**Task prompt**.
Gather every line of the entries that includes the word "Kapal".

****************************************

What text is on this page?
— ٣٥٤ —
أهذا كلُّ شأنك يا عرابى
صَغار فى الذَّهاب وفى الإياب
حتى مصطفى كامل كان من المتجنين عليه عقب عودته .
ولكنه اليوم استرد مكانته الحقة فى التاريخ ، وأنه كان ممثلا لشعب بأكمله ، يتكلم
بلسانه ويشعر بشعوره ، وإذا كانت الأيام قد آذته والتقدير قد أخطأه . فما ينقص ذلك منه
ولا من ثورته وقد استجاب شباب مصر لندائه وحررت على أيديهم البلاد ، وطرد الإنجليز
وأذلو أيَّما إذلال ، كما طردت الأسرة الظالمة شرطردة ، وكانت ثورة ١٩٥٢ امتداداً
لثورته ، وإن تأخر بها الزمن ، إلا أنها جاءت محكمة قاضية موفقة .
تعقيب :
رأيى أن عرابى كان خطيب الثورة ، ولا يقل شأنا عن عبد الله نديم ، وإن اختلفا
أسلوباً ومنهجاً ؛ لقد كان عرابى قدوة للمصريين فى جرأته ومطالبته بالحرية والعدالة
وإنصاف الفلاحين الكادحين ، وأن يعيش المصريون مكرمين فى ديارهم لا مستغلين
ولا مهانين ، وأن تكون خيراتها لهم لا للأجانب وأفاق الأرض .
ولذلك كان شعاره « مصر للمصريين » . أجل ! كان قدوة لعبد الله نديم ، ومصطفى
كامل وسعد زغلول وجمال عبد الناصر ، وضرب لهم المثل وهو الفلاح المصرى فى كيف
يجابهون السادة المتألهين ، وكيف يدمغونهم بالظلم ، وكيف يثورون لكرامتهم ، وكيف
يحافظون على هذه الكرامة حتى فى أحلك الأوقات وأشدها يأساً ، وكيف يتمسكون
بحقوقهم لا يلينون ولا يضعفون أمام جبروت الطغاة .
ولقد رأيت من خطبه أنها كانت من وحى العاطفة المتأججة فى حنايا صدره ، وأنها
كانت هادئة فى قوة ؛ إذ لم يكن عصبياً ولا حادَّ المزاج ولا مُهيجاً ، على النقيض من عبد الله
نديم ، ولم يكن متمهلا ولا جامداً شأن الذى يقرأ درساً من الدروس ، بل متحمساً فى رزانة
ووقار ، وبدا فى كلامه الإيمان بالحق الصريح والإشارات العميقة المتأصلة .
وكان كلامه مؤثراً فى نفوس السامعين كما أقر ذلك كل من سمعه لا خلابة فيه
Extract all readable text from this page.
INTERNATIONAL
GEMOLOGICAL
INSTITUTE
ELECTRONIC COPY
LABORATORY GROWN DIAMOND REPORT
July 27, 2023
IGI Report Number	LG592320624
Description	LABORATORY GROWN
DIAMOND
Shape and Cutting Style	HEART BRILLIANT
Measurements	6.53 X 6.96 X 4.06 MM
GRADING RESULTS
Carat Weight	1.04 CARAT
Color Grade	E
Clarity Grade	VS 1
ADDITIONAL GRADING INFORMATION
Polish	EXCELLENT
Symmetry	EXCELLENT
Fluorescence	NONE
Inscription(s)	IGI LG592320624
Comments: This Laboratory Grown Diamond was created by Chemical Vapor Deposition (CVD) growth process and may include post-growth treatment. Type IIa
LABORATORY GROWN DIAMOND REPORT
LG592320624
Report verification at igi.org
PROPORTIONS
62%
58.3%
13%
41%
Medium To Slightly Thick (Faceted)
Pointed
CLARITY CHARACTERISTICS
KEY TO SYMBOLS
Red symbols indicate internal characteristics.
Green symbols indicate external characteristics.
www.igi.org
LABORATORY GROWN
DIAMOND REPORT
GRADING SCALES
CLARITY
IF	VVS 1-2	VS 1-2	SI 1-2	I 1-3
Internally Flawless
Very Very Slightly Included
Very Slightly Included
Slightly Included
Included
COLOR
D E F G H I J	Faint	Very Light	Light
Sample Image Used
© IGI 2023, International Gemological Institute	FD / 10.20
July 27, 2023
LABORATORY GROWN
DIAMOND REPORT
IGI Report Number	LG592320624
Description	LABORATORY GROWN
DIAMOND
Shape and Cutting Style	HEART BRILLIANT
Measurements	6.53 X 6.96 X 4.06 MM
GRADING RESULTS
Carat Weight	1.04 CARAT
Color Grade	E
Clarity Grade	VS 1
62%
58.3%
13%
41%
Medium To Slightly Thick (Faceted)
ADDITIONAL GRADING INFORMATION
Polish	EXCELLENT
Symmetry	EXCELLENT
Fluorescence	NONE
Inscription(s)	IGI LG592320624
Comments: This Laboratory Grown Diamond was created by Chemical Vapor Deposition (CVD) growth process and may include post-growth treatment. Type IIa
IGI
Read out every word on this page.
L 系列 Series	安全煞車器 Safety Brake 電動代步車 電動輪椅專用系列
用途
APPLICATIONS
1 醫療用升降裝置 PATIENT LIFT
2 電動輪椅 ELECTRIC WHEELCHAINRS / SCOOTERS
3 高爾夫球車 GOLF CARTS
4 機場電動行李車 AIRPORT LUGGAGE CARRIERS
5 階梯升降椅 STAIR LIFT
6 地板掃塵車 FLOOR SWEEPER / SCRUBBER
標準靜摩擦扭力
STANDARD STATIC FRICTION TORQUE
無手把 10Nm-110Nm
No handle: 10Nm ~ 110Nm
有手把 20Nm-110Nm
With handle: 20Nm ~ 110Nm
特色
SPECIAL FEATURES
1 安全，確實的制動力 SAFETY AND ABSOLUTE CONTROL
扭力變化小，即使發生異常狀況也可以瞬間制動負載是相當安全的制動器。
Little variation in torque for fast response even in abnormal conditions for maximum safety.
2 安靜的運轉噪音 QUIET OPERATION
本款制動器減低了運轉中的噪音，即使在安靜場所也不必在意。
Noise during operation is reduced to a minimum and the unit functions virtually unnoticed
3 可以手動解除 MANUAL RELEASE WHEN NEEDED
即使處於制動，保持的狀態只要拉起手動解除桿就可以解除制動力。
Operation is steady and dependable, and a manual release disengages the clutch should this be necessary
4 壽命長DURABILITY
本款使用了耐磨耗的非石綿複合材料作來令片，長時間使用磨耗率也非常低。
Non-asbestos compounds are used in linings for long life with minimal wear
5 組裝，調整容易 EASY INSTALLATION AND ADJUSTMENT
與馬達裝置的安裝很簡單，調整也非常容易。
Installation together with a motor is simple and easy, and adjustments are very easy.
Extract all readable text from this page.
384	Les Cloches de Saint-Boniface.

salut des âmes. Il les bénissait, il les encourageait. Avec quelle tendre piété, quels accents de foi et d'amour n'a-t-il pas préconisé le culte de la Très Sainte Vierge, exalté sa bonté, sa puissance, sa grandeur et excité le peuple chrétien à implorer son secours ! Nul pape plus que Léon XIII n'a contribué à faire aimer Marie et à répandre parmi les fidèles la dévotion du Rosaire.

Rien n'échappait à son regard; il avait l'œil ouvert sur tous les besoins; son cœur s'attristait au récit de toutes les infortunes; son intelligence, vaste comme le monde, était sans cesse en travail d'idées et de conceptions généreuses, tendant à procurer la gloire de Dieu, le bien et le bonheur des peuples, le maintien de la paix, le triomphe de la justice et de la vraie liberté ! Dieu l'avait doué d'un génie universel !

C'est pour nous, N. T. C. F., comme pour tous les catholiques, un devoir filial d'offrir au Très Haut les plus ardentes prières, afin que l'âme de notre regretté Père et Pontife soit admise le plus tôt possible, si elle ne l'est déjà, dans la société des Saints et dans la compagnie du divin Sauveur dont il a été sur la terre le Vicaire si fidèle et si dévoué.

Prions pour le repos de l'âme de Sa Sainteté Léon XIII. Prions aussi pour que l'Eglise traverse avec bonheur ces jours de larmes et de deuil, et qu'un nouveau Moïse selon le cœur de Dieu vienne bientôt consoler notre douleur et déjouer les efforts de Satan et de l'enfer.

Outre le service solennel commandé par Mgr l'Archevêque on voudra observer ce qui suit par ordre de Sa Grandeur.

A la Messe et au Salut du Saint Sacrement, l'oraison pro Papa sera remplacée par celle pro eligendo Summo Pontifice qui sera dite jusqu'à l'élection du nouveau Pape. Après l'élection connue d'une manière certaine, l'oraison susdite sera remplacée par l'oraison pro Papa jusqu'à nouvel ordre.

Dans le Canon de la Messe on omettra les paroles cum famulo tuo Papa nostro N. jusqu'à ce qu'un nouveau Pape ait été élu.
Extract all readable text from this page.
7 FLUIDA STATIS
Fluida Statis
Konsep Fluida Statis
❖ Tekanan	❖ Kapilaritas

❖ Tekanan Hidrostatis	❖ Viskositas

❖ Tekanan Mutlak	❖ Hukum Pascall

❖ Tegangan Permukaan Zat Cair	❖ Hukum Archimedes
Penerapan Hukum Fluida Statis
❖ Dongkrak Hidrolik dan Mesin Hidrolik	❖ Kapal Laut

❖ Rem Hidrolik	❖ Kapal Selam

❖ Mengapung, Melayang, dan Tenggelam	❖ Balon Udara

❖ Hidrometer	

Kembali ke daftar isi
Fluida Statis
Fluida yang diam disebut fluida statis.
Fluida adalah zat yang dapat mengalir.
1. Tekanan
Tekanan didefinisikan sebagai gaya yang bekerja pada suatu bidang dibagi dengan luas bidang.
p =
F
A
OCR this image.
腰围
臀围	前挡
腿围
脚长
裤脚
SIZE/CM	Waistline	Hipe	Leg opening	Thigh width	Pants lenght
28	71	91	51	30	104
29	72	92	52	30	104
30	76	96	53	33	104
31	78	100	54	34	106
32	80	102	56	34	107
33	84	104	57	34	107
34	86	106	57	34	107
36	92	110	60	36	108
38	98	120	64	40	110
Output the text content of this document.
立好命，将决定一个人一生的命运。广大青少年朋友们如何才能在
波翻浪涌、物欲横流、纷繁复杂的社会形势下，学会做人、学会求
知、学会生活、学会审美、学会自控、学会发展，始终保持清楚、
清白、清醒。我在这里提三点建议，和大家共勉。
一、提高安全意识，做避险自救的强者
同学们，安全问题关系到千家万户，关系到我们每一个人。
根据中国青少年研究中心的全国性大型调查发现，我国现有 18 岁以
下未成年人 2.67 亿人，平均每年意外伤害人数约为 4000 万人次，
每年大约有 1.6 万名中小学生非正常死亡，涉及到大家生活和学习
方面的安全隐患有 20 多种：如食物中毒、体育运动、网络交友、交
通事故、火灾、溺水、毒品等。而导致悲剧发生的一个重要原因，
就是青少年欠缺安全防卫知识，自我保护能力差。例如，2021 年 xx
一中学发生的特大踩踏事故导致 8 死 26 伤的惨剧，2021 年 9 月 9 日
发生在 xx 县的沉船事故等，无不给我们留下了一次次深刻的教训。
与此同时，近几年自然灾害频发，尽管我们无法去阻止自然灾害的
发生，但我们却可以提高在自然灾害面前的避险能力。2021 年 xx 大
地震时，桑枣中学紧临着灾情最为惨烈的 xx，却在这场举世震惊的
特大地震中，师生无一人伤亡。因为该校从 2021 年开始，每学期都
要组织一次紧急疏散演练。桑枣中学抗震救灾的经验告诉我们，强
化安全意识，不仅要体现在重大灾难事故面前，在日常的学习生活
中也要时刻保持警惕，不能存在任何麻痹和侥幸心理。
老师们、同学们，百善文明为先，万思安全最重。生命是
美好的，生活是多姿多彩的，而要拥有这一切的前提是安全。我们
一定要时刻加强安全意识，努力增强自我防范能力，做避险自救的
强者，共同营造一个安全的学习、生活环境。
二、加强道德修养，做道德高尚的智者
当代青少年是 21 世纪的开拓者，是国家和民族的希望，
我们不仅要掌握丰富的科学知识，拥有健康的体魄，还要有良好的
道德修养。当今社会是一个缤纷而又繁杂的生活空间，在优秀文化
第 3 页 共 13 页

****************************************

**The result**.
❖ Dongkrak Hidrolik dan Mesin Hidrolik	❖ Kapal Laut
❖ Rem Hidrolik	❖ Kapal Selam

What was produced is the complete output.